# Records provided start
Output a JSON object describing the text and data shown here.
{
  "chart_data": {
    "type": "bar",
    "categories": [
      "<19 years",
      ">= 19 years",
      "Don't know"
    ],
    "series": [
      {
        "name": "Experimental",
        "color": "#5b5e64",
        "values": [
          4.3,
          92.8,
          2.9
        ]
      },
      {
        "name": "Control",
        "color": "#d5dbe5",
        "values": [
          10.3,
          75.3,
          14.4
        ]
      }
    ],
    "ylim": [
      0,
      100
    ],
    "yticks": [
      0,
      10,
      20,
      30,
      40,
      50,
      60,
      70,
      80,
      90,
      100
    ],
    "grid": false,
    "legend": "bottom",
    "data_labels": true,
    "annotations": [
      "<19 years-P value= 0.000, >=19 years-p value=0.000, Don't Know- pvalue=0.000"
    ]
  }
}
# Records provided end
:: Exercise aim ::
Restate every record exactly, leaving nothing out.

:: Solution to this problem ::
Output a JSON object describing the text and data shown here.
{
  "chart_data": {
    "type": "bar",
    "categories": [
      "<19 years",
      ">= 19 years",
      "Don't know"
    ],
    "series": [
      {
        "name": "Experimental",
        "color": "#5b5e64",
        "values": [
          4.3,
          92.8,
          2.9
        ]
      },
      {
        "name": "Control",
        "color": "#d5dbe5",
        "values": [
          10.3,
          75.3,
          14.4
        ]
      }
    ],
    "ylim": [
      0,
      100
    ],
    "yticks": [
      0,
      10,
      20,
      30,
      40,
      50,
      60,
      70,
      80,
      90,
      100
    ],
    "grid": false,
    "legend": "bottom",
    "data_labels": true,
    "annotations": [
      "<19 years-P value= 0.000, >=19 years-p value=0.000, Don't Know- pvalue=0.000"
    ]
  }
}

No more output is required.